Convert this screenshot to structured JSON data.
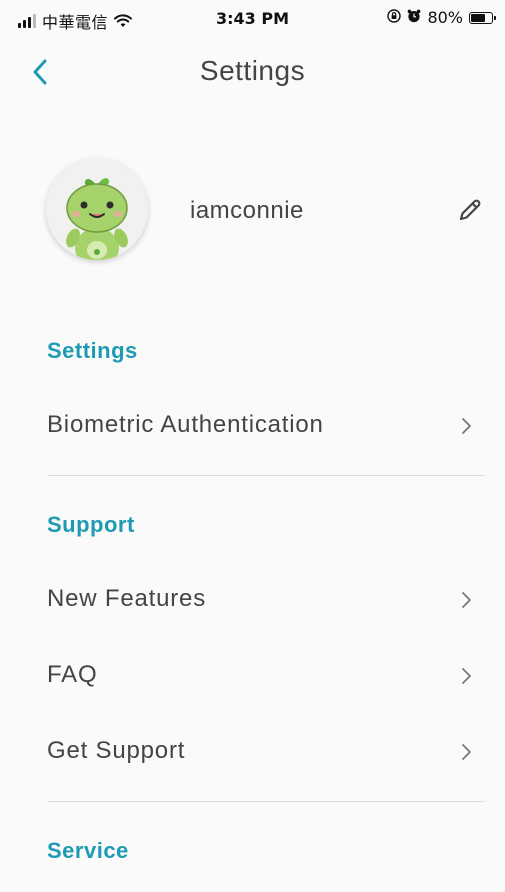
{
  "status_bar": {
    "carrier": "中華電信",
    "time": "3:43 PM",
    "battery_percent": "80%",
    "battery_level": 0.8,
    "icons": [
      "signal-icon",
      "wifi-icon",
      "orientation-lock-icon",
      "alarm-icon",
      "battery-icon"
    ]
  },
  "nav": {
    "title": "Settings",
    "back_icon": "chevron-left-icon"
  },
  "profile": {
    "username": "iamconnie",
    "avatar_icon": "green-mascot-avatar",
    "edit_icon": "pencil-icon"
  },
  "sections": {
    "settings": {
      "title": "Settings",
      "items": [
        {
          "label": "Biometric Authentication",
          "icon": "chevron-right-icon"
        }
      ]
    },
    "support": {
      "title": "Support",
      "items": [
        {
          "label": "New Features",
          "icon": "chevron-right-icon"
        },
        {
          "label": "FAQ",
          "icon": "chevron-right-icon"
        },
        {
          "label": "Get Support",
          "icon": "chevron-right-icon"
        }
      ]
    },
    "service": {
      "title": "Service"
    }
  },
  "colors": {
    "accent": "#1e9ab4",
    "text": "#444444",
    "background": "#fafafa",
    "divider": "#dedede"
  }
}
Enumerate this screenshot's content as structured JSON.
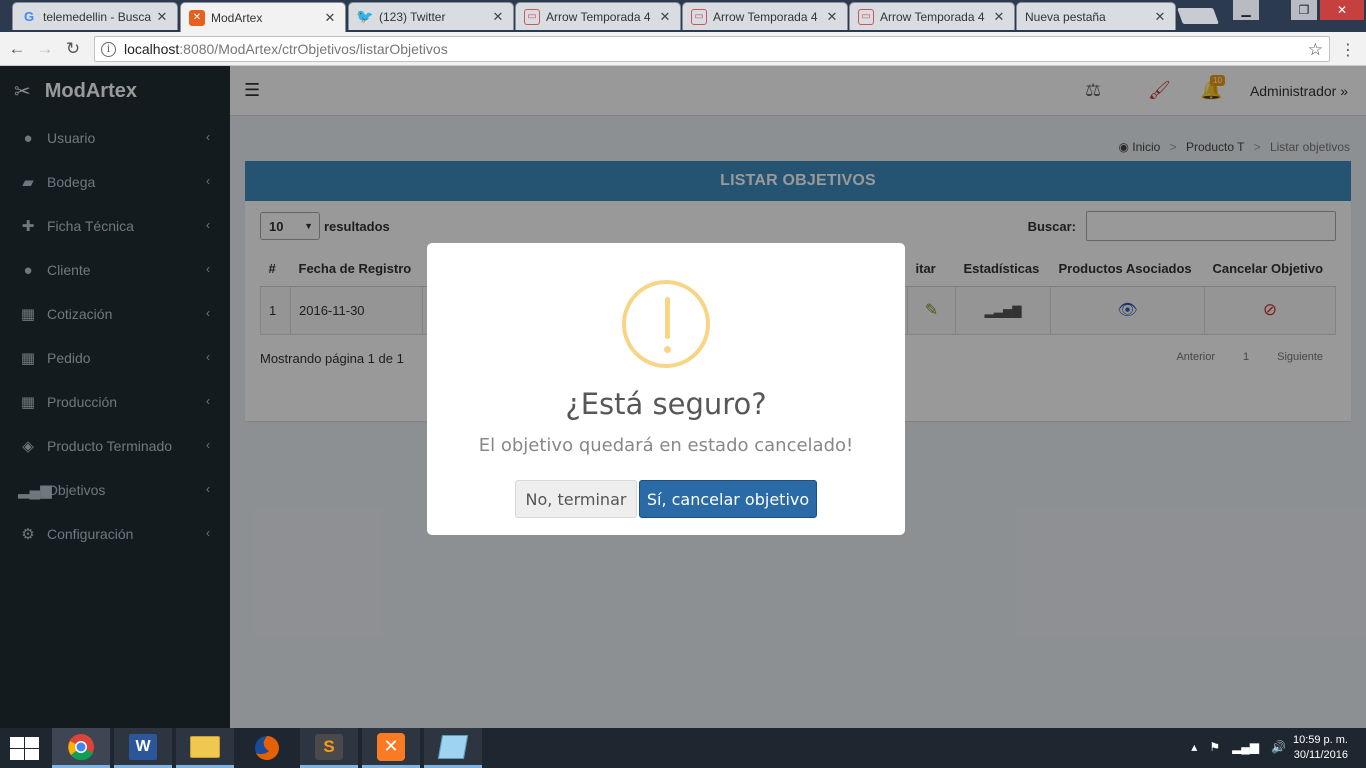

**Task:** Write the entries above out in full, exactly, with no images.

**The result:**
Convert this screenshot to structured JSON data.
{
  "status_bar": {
    "carrier": "中華電信",
    "time": "3:43 PM",
    "battery_percent": "80%",
    "battery_level": 0.8,
    "icons": [
      "signal-icon",
      "wifi-icon",
      "orientation-lock-icon",
      "alarm-icon",
      "battery-icon"
    ]
  },
  "nav": {
    "title": "Settings",
    "back_icon": "chevron-left-icon"
  },
  "profile": {
    "username": "iamconnie",
    "avatar_icon": "green-mascot-avatar",
    "edit_icon": "pencil-icon"
  },
  "sections": {
    "settings": {
      "title": "Settings",
      "items": [
        {
          "label": "Biometric Authentication",
          "icon": "chevron-right-icon"
        }
      ]
    },
    "support": {
      "title": "Support",
      "items": [
        {
          "label": "New Features",
          "icon": "chevron-right-icon"
        },
        {
          "label": "FAQ",
          "icon": "chevron-right-icon"
        },
        {
          "label": "Get Support",
          "icon": "chevron-right-icon"
        }
      ]
    },
    "service": {
      "title": "Service"
    }
  },
  "colors": {
    "accent": "#1e9ab4",
    "text": "#444444",
    "background": "#fafafa",
    "divider": "#dedede"
  }
}
Enumerate this screenshot's content as structured JSON.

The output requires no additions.